**Stated task:** Identify each line containing the word "image" and copy it.

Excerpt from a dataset
============================================================
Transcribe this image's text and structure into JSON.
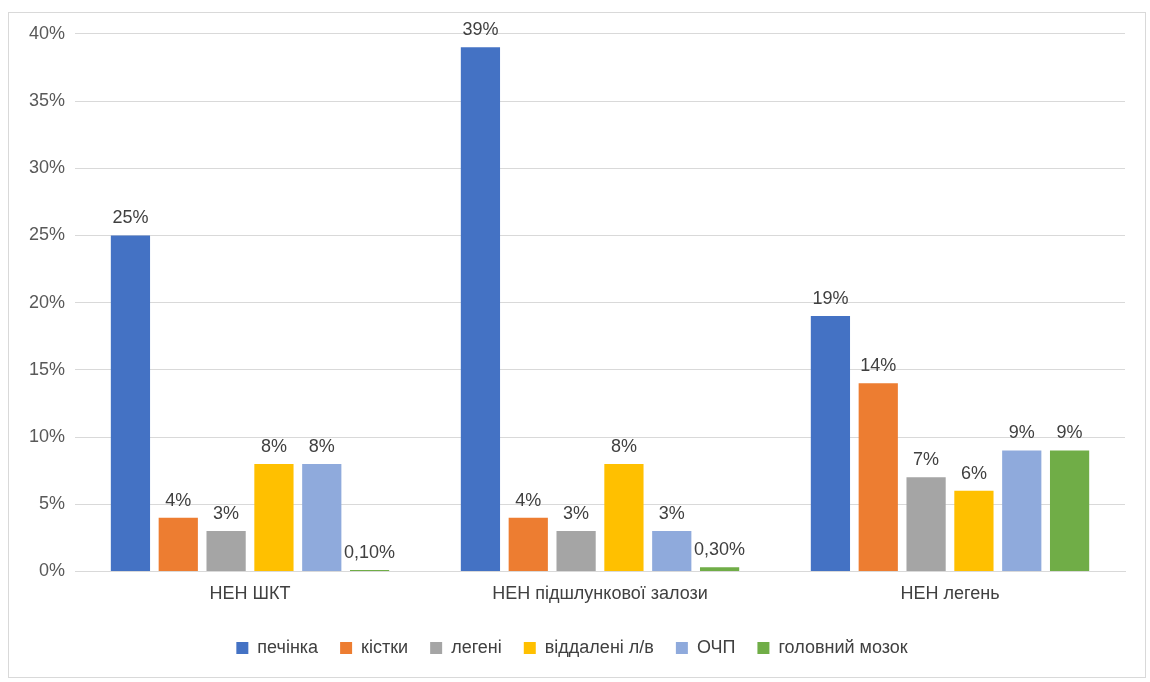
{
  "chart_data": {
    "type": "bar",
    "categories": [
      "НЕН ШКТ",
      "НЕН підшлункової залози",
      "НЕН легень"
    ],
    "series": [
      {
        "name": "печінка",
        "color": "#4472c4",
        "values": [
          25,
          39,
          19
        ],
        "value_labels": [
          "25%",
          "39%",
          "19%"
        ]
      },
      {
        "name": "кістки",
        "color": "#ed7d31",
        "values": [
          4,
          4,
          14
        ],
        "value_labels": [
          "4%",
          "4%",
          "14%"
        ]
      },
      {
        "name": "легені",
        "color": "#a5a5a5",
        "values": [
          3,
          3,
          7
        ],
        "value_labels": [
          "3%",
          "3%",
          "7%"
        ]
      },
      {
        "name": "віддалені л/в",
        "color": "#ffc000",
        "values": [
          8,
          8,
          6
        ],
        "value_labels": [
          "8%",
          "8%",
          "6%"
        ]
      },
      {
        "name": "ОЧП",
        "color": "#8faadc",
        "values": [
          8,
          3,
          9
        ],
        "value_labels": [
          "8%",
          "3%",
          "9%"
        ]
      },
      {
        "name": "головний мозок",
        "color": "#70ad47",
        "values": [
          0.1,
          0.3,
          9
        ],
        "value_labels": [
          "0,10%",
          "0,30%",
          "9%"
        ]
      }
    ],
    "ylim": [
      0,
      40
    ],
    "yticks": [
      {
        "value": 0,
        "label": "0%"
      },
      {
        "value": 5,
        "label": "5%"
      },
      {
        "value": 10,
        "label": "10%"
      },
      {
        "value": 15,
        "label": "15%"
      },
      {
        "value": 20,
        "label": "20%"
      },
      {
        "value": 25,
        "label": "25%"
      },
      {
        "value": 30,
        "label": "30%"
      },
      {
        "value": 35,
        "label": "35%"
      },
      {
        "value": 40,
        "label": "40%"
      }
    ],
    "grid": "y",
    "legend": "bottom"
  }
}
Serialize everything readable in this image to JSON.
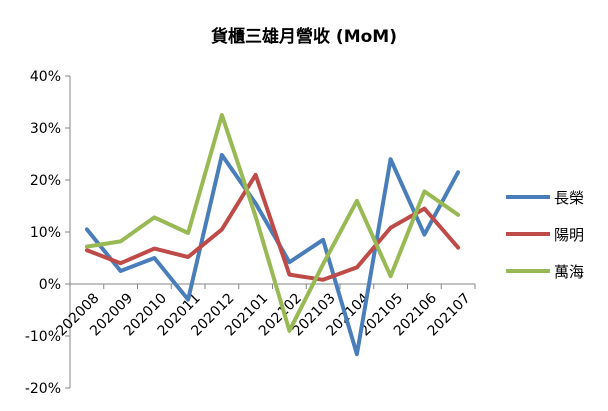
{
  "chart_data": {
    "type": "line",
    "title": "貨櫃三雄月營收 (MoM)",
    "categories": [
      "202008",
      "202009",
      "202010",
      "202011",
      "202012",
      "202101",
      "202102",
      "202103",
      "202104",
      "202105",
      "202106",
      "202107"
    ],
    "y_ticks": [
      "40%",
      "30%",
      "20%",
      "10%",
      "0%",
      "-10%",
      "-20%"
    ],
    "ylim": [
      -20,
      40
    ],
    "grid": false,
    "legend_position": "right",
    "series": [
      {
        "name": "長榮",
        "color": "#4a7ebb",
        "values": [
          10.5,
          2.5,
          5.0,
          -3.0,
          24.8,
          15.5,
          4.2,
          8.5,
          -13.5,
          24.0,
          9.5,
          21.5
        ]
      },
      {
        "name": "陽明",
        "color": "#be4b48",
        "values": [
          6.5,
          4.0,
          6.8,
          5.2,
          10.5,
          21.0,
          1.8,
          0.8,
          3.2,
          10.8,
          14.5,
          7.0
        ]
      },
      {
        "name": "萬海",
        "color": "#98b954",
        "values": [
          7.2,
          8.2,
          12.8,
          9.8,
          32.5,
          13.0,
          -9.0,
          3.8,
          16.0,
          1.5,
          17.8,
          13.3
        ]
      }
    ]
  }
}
============================================================
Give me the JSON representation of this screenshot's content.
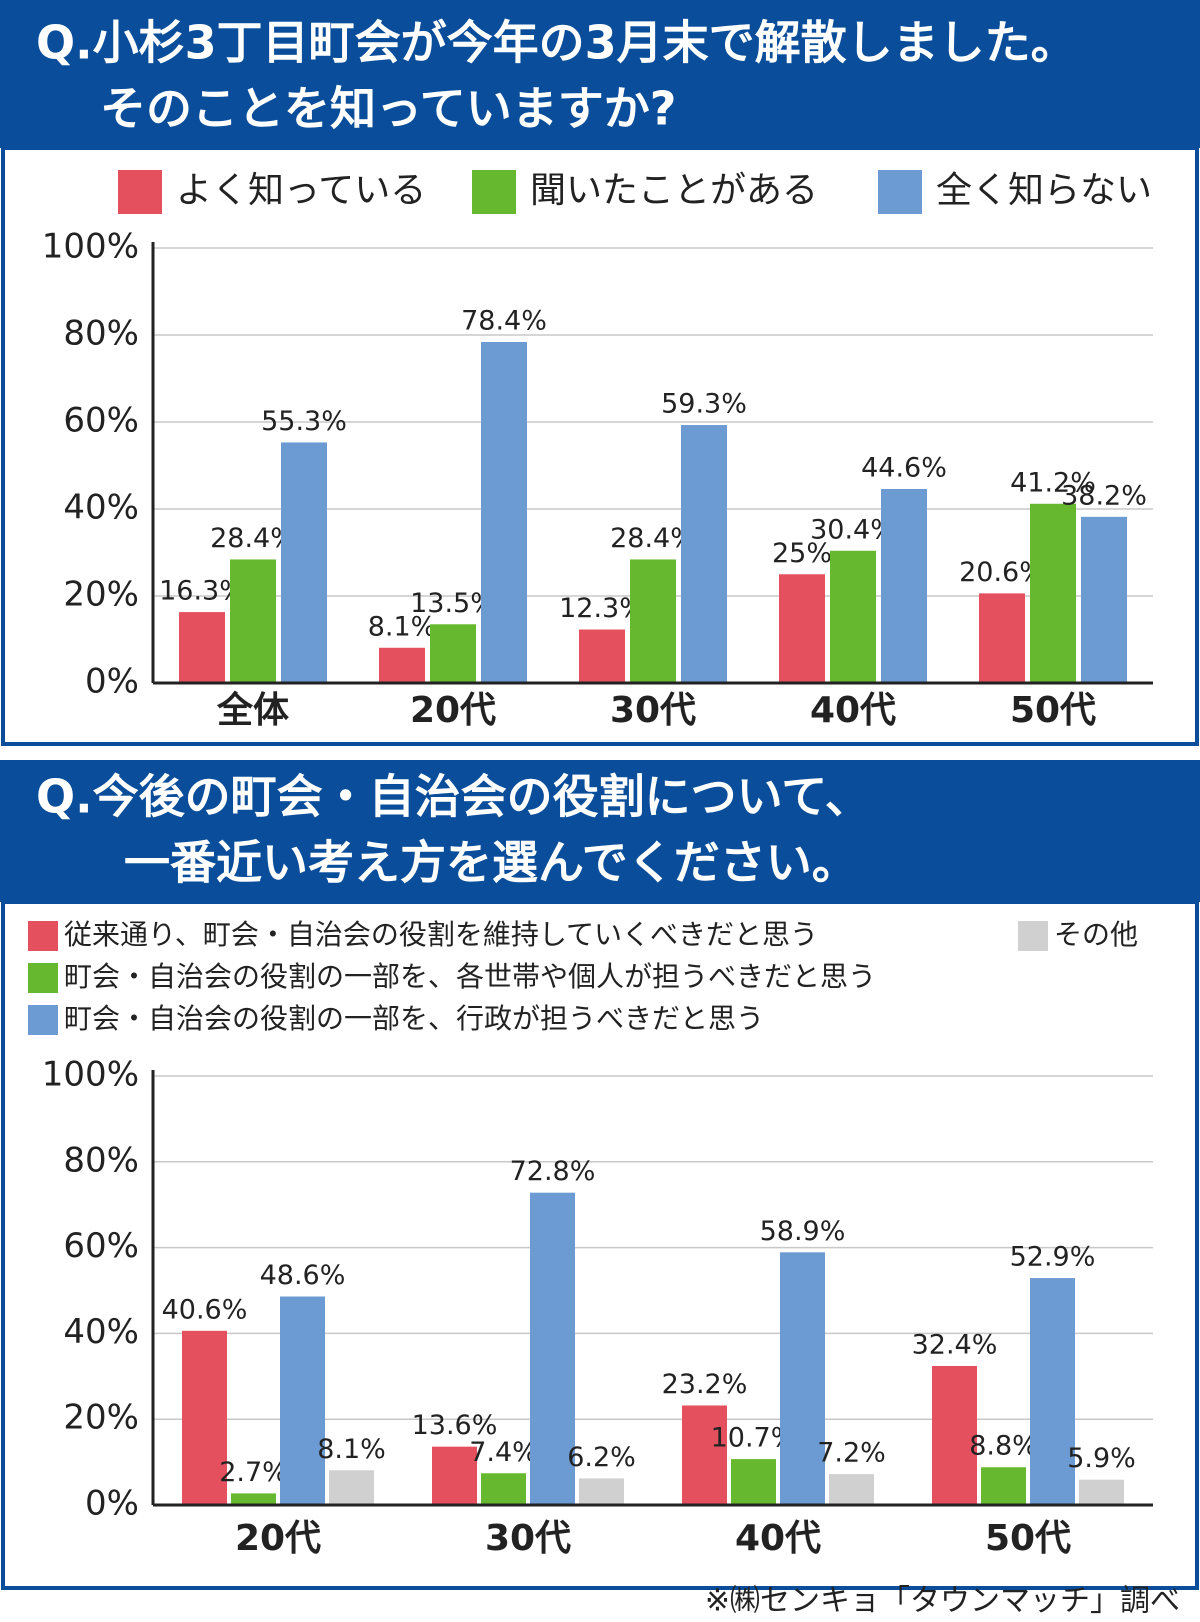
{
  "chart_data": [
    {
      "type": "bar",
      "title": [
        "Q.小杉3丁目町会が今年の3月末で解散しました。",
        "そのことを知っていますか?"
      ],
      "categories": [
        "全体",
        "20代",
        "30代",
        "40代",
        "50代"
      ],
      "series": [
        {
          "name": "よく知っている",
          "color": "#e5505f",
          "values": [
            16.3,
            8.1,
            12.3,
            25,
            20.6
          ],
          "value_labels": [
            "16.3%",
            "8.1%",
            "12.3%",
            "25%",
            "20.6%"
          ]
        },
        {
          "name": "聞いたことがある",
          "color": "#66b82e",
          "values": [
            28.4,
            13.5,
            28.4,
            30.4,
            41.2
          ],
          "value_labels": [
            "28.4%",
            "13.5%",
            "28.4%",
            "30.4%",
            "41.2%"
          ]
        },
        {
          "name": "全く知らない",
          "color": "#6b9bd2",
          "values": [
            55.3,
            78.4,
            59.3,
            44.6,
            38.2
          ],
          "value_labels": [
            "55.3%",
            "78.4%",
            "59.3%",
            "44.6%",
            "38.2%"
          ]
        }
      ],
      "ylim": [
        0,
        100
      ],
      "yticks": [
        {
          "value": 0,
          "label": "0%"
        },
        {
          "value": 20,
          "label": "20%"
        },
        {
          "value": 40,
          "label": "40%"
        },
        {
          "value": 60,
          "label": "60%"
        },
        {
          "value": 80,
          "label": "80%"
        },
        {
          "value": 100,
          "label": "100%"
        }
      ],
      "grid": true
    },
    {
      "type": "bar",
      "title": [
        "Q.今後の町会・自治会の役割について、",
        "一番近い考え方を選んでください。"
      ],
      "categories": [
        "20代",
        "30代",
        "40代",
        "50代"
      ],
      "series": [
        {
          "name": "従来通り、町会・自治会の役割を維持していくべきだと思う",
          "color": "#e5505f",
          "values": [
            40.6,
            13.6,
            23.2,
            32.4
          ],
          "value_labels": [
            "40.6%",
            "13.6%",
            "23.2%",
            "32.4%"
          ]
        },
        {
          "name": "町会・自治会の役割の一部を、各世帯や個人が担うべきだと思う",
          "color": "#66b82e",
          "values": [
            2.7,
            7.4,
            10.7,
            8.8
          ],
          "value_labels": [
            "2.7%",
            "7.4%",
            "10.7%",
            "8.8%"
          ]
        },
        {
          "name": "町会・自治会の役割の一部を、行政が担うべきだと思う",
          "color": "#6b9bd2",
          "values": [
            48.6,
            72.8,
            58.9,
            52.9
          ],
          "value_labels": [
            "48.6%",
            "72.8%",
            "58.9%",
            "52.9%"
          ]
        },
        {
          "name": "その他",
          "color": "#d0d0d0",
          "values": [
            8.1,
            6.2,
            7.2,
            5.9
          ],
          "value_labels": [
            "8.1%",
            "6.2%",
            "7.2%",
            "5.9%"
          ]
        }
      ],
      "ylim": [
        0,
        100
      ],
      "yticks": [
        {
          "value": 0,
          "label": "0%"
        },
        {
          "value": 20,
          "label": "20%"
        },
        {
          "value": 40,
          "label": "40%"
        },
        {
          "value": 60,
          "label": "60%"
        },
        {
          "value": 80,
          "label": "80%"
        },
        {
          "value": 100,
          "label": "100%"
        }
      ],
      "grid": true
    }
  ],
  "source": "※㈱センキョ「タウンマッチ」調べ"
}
============================================================
**Complete output:**
Transcribe this image's text and structure into JSON.
Serialize everything readable in this image to JSON.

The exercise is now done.